─── Supplied information
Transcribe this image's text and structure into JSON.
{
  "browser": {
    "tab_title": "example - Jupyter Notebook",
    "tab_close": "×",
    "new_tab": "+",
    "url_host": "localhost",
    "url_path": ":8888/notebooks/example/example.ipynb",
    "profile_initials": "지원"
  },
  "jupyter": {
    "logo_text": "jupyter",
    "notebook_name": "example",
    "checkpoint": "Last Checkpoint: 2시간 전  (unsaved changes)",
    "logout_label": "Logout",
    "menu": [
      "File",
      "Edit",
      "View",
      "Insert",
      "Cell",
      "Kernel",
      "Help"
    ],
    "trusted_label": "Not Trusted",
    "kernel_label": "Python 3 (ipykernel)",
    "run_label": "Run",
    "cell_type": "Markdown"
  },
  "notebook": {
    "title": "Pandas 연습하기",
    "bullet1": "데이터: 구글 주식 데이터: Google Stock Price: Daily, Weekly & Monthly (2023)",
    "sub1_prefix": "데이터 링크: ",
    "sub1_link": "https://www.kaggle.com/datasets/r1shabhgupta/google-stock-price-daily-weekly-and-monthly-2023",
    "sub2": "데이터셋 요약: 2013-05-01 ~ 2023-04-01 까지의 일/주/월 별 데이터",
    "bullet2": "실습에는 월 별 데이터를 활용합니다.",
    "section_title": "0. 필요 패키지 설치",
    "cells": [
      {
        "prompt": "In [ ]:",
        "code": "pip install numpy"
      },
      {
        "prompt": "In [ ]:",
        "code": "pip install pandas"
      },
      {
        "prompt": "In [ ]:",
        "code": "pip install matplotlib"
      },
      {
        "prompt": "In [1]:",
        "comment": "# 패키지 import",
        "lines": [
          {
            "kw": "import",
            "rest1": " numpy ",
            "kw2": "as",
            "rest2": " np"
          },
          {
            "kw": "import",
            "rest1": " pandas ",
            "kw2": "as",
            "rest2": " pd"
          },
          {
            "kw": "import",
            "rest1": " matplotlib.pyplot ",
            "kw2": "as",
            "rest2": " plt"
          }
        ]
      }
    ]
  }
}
──────
Reproduce the entries above exactly.

Expected answer:
Transcribe this image's text and structure into JSON.
{
  "browser": {
    "tab_title": "example - Jupyter Notebook",
    "tab_close": "×",
    "new_tab": "+",
    "url_host": "localhost",
    "url_path": ":8888/notebooks/example/example.ipynb",
    "profile_initials": "지원"
  },
  "jupyter": {
    "logo_text": "jupyter",
    "notebook_name": "example",
    "checkpoint": "Last Checkpoint: 2시간 전  (unsaved changes)",
    "logout_label": "Logout",
    "menu": [
      "File",
      "Edit",
      "View",
      "Insert",
      "Cell",
      "Kernel",
      "Help"
    ],
    "trusted_label": "Not Trusted",
    "kernel_label": "Python 3 (ipykernel)",
    "run_label": "Run",
    "cell_type": "Markdown"
  },
  "notebook": {
    "title": "Pandas 연습하기",
    "bullet1": "데이터: 구글 주식 데이터: Google Stock Price: Daily, Weekly & Monthly (2023)",
    "sub1_prefix": "데이터 링크: ",
    "sub1_link": "https://www.kaggle.com/datasets/r1shabhgupta/google-stock-price-daily-weekly-and-monthly-2023",
    "sub2": "데이터셋 요약: 2013-05-01 ~ 2023-04-01 까지의 일/주/월 별 데이터",
    "bullet2": "실습에는 월 별 데이터를 활용합니다.",
    "section_title": "0. 필요 패키지 설치",
    "cells": [
      {
        "prompt": "In [ ]:",
        "code": "pip install numpy"
      },
      {
        "prompt": "In [ ]:",
        "code": "pip install pandas"
      },
      {
        "prompt": "In [ ]:",
        "code": "pip install matplotlib"
      },
      {
        "prompt": "In [1]:",
        "comment": "# 패키지 import",
        "lines": [
          {
            "kw": "import",
            "rest1": " numpy ",
            "kw2": "as",
            "rest2": " np"
          },
          {
            "kw": "import",
            "rest1": " pandas ",
            "kw2": "as",
            "rest2": " pd"
          },
          {
            "kw": "import",
            "rest1": " matplotlib.pyplot ",
            "kw2": "as",
            "rest2": " plt"
          }
        ]
      }
    ]
  }
}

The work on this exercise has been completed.